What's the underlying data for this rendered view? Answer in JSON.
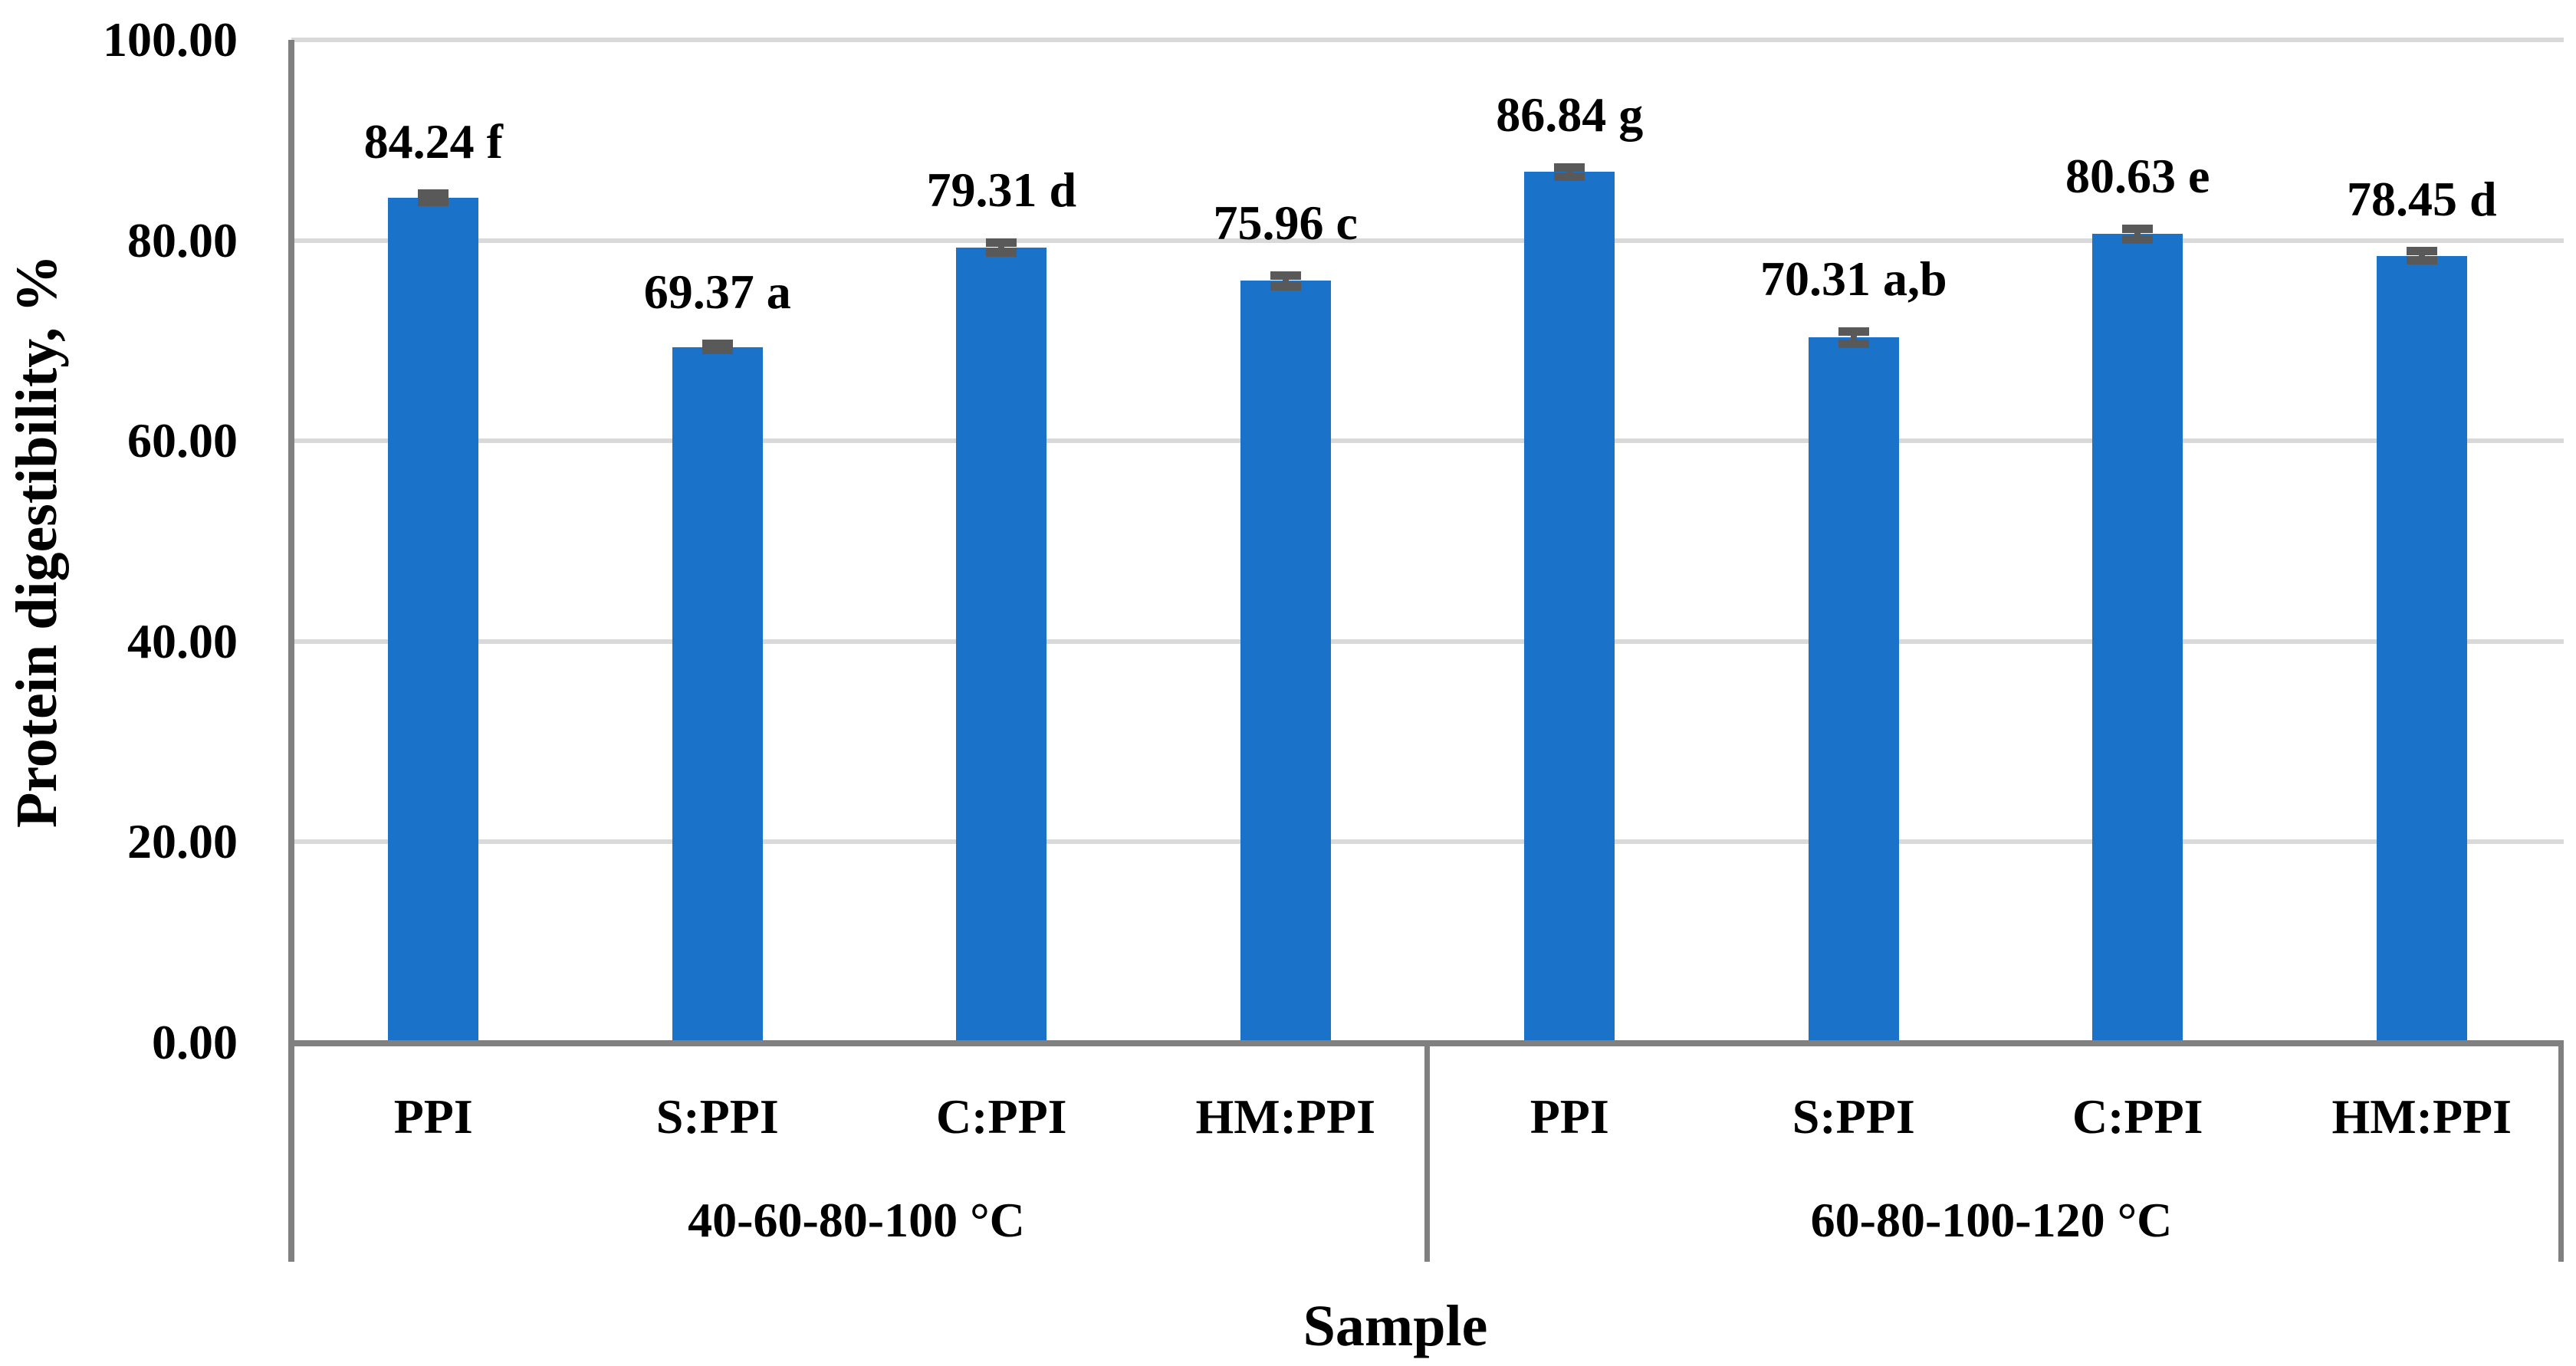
{
  "chart_data": {
    "type": "bar",
    "title": "",
    "ylabel": "Protein digestibility, %",
    "xlabel": "Sample",
    "ylim": [
      0,
      100
    ],
    "yticks": [
      0,
      20,
      40,
      60,
      80,
      100
    ],
    "ytick_labels": [
      "0.00",
      "20.00",
      "40.00",
      "60.00",
      "80.00",
      "100.00"
    ],
    "grid": true,
    "legend_position": "none",
    "colors": {
      "bar": "#1B73C9",
      "error_bar": "#595959",
      "axis_line": "#808080",
      "gridline": "#D9D9D9",
      "text": "#000000",
      "background": "#FFFFFF"
    },
    "groups": [
      {
        "label": "40-60-80-100 °C",
        "bars": [
          {
            "category": "PPI",
            "value": 84.24,
            "error": 0.4,
            "annotation": "84.24 f"
          },
          {
            "category": "S:PPI",
            "value": 69.37,
            "error": 0.3,
            "annotation": "69.37 a"
          },
          {
            "category": "C:PPI",
            "value": 79.31,
            "error": 0.5,
            "annotation": "79.31 d"
          },
          {
            "category": "HM:PPI",
            "value": 75.96,
            "error": 0.55,
            "annotation": "75.96 c"
          }
        ]
      },
      {
        "label": "60-80-100-120 °C",
        "bars": [
          {
            "category": "PPI",
            "value": 86.84,
            "error": 0.45,
            "annotation": "86.84 g"
          },
          {
            "category": "S:PPI",
            "value": 70.31,
            "error": 0.6,
            "annotation": "70.31 a,b"
          },
          {
            "category": "C:PPI",
            "value": 80.63,
            "error": 0.55,
            "annotation": "80.63 e"
          },
          {
            "category": "HM:PPI",
            "value": 78.45,
            "error": 0.45,
            "annotation": "78.45 d"
          }
        ]
      }
    ]
  }
}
_ _ _ _ _
Retype every entry exactly, but keep the pictures out of your copy.

Written solution —
What's the underlying data for this rendered view? Answer in JSON.
{
  "chart_data": {
    "type": "bar",
    "title": "",
    "ylabel": "Protein digestibility, %",
    "xlabel": "Sample",
    "ylim": [
      0,
      100
    ],
    "yticks": [
      0,
      20,
      40,
      60,
      80,
      100
    ],
    "ytick_labels": [
      "0.00",
      "20.00",
      "40.00",
      "60.00",
      "80.00",
      "100.00"
    ],
    "grid": true,
    "legend_position": "none",
    "colors": {
      "bar": "#1B73C9",
      "error_bar": "#595959",
      "axis_line": "#808080",
      "gridline": "#D9D9D9",
      "text": "#000000",
      "background": "#FFFFFF"
    },
    "groups": [
      {
        "label": "40-60-80-100 °C",
        "bars": [
          {
            "category": "PPI",
            "value": 84.24,
            "error": 0.4,
            "annotation": "84.24 f"
          },
          {
            "category": "S:PPI",
            "value": 69.37,
            "error": 0.3,
            "annotation": "69.37 a"
          },
          {
            "category": "C:PPI",
            "value": 79.31,
            "error": 0.5,
            "annotation": "79.31 d"
          },
          {
            "category": "HM:PPI",
            "value": 75.96,
            "error": 0.55,
            "annotation": "75.96 c"
          }
        ]
      },
      {
        "label": "60-80-100-120 °C",
        "bars": [
          {
            "category": "PPI",
            "value": 86.84,
            "error": 0.45,
            "annotation": "86.84 g"
          },
          {
            "category": "S:PPI",
            "value": 70.31,
            "error": 0.6,
            "annotation": "70.31 a,b"
          },
          {
            "category": "C:PPI",
            "value": 80.63,
            "error": 0.55,
            "annotation": "80.63 e"
          },
          {
            "category": "HM:PPI",
            "value": 78.45,
            "error": 0.45,
            "annotation": "78.45 d"
          }
        ]
      }
    ]
  }
}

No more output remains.